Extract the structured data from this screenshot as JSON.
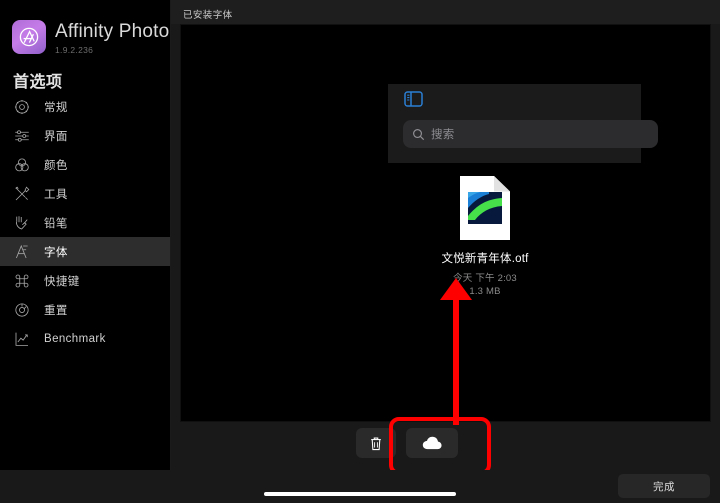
{
  "app": {
    "name": "Affinity Photo",
    "version": "1.9.2.236",
    "logo_icon": "affinity-photo-logo-icon"
  },
  "sidebar": {
    "section_title": "首选项",
    "items": [
      {
        "label": "常规",
        "icon": "gear-icon",
        "selected": false
      },
      {
        "label": "界面",
        "icon": "sliders-icon",
        "selected": false
      },
      {
        "label": "颜色",
        "icon": "color-circles-icon",
        "selected": false
      },
      {
        "label": "工具",
        "icon": "tools-icon",
        "selected": false
      },
      {
        "label": "铅笔",
        "icon": "pencil-hand-icon",
        "selected": false
      },
      {
        "label": "字体",
        "icon": "font-a-icon",
        "selected": true
      },
      {
        "label": "快捷键",
        "icon": "command-key-icon",
        "selected": false
      },
      {
        "label": "重置",
        "icon": "reset-icon",
        "selected": false
      },
      {
        "label": "Benchmark",
        "icon": "chart-line-icon",
        "selected": false
      }
    ]
  },
  "content": {
    "header_title": "已安装字体"
  },
  "picker": {
    "sidebar_toggle_icon": "sidebar-toggle-icon",
    "search": {
      "icon": "search-icon",
      "placeholder": "搜索",
      "value": ""
    },
    "file": {
      "icon": "otf-document-icon",
      "name": "文悦新青年体.otf",
      "date": "今天 下午 2:03",
      "size": "1.3 MB"
    },
    "toolbar": [
      {
        "label": "",
        "icon": "trash-icon",
        "name": "delete-button"
      },
      {
        "label": "",
        "icon": "cloud-icon",
        "name": "cloud-button"
      }
    ]
  },
  "footer": {
    "done_label": "完成"
  },
  "annotation": {
    "color": "#ff0000",
    "shape": "rounded-rectangle-with-arrow",
    "target": "cloud-button"
  },
  "colors": {
    "accent_blue": "#2b7fd4",
    "brand_purple": "#b06cd8",
    "annotation_red": "#ff0000",
    "panel_bg": "#191919",
    "selected_row": "#2d2d2d"
  }
}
════
# [GIVEN TASK]
Read the lines above. Gather those in which the string "sidebar" is found.

# [SOLUTION TO THE PROBLEM]
  "sidebar": {
    "sidebar_toggle_icon": "sidebar-toggle-icon",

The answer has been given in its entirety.